──────── Exercise data ────────
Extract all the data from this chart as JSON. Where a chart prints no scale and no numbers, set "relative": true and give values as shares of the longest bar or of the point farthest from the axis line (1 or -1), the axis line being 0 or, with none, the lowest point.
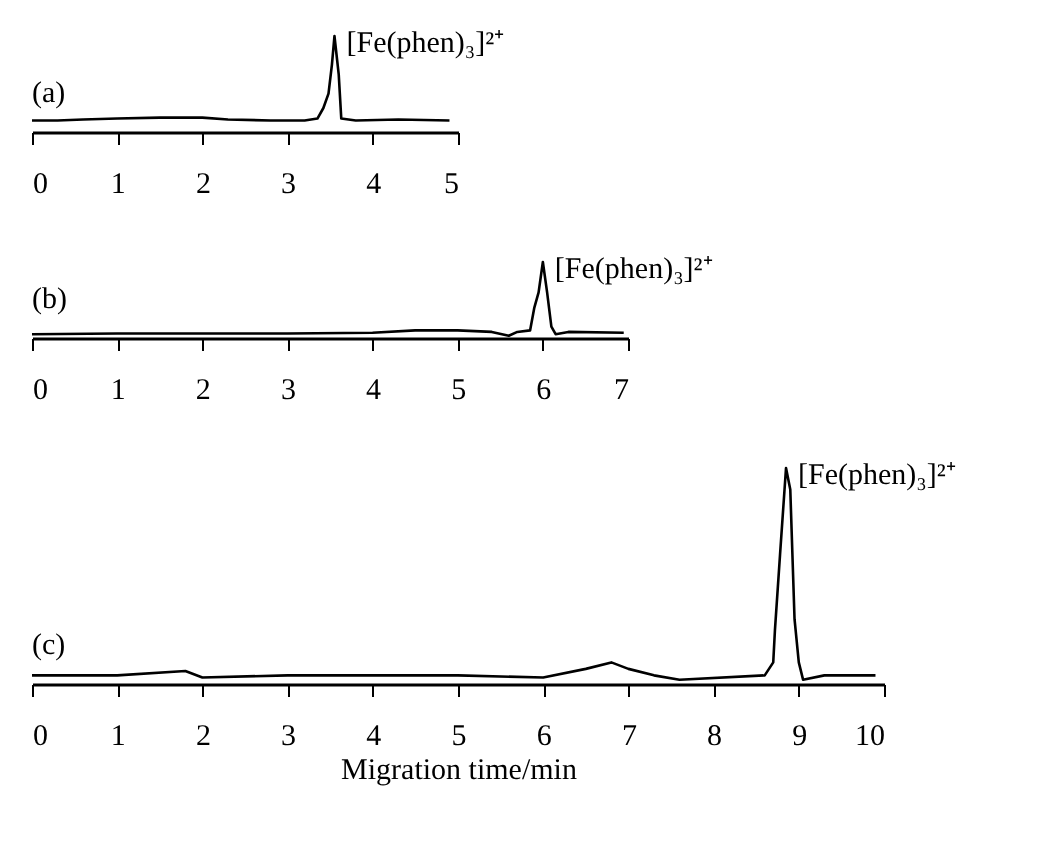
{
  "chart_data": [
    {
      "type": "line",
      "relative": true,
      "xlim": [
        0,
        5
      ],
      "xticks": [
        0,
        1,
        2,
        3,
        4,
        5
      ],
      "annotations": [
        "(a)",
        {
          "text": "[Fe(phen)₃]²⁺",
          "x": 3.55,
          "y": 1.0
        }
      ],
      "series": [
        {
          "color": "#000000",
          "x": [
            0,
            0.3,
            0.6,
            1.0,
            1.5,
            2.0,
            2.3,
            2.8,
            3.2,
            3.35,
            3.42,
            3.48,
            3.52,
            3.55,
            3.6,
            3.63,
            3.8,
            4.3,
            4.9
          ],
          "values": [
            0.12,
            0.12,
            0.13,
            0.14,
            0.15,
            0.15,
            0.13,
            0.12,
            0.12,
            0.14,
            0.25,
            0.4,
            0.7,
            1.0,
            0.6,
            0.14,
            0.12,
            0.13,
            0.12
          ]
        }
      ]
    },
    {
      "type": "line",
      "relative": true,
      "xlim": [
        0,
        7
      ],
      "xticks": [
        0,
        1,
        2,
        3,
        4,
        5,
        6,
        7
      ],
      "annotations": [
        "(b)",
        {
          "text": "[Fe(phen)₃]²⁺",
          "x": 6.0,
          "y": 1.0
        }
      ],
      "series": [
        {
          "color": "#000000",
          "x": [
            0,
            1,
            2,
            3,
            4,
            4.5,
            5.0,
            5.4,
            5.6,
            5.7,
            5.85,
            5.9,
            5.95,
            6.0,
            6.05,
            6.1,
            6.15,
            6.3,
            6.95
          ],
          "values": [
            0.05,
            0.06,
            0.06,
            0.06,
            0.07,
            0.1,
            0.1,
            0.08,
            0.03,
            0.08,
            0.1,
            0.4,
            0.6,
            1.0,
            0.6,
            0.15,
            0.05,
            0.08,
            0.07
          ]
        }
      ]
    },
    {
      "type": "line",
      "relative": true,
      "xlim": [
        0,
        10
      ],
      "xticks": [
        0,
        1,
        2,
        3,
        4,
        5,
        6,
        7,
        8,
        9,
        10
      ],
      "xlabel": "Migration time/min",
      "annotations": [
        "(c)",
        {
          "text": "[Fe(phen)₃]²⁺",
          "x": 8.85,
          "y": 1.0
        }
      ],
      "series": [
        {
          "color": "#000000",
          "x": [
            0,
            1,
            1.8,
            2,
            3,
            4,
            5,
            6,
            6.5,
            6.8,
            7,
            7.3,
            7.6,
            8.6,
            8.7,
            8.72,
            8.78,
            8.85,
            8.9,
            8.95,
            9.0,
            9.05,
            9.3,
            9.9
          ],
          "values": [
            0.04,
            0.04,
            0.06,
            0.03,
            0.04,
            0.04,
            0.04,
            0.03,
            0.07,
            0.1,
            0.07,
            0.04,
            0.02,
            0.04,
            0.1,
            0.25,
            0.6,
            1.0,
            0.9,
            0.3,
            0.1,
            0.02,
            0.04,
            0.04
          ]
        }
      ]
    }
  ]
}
────────
Task requirements:
Transcribe all the records above word for word, without their images.

Expected answer:
Extract all the data from this chart as JSON. Where a chart prints no scale and no numbers, set "relative": true and give values as shares of the longest bar or of the point farthest from the axis line (1 or -1), the axis line being 0 or, with none, the lowest point.
{
  "chart_data": [
    {
      "type": "line",
      "relative": true,
      "xlim": [
        0,
        5
      ],
      "xticks": [
        0,
        1,
        2,
        3,
        4,
        5
      ],
      "annotations": [
        "(a)",
        {
          "text": "[Fe(phen)₃]²⁺",
          "x": 3.55,
          "y": 1.0
        }
      ],
      "series": [
        {
          "color": "#000000",
          "x": [
            0,
            0.3,
            0.6,
            1.0,
            1.5,
            2.0,
            2.3,
            2.8,
            3.2,
            3.35,
            3.42,
            3.48,
            3.52,
            3.55,
            3.6,
            3.63,
            3.8,
            4.3,
            4.9
          ],
          "values": [
            0.12,
            0.12,
            0.13,
            0.14,
            0.15,
            0.15,
            0.13,
            0.12,
            0.12,
            0.14,
            0.25,
            0.4,
            0.7,
            1.0,
            0.6,
            0.14,
            0.12,
            0.13,
            0.12
          ]
        }
      ]
    },
    {
      "type": "line",
      "relative": true,
      "xlim": [
        0,
        7
      ],
      "xticks": [
        0,
        1,
        2,
        3,
        4,
        5,
        6,
        7
      ],
      "annotations": [
        "(b)",
        {
          "text": "[Fe(phen)₃]²⁺",
          "x": 6.0,
          "y": 1.0
        }
      ],
      "series": [
        {
          "color": "#000000",
          "x": [
            0,
            1,
            2,
            3,
            4,
            4.5,
            5.0,
            5.4,
            5.6,
            5.7,
            5.85,
            5.9,
            5.95,
            6.0,
            6.05,
            6.1,
            6.15,
            6.3,
            6.95
          ],
          "values": [
            0.05,
            0.06,
            0.06,
            0.06,
            0.07,
            0.1,
            0.1,
            0.08,
            0.03,
            0.08,
            0.1,
            0.4,
            0.6,
            1.0,
            0.6,
            0.15,
            0.05,
            0.08,
            0.07
          ]
        }
      ]
    },
    {
      "type": "line",
      "relative": true,
      "xlim": [
        0,
        10
      ],
      "xticks": [
        0,
        1,
        2,
        3,
        4,
        5,
        6,
        7,
        8,
        9,
        10
      ],
      "xlabel": "Migration time/min",
      "annotations": [
        "(c)",
        {
          "text": "[Fe(phen)₃]²⁺",
          "x": 8.85,
          "y": 1.0
        }
      ],
      "series": [
        {
          "color": "#000000",
          "x": [
            0,
            1,
            1.8,
            2,
            3,
            4,
            5,
            6,
            6.5,
            6.8,
            7,
            7.3,
            7.6,
            8.6,
            8.7,
            8.72,
            8.78,
            8.85,
            8.9,
            8.95,
            9.0,
            9.05,
            9.3,
            9.9
          ],
          "values": [
            0.04,
            0.04,
            0.06,
            0.03,
            0.04,
            0.04,
            0.04,
            0.03,
            0.07,
            0.1,
            0.07,
            0.04,
            0.02,
            0.04,
            0.1,
            0.25,
            0.6,
            1.0,
            0.9,
            0.3,
            0.1,
            0.02,
            0.04,
            0.04
          ]
        }
      ]
    }
  ]
}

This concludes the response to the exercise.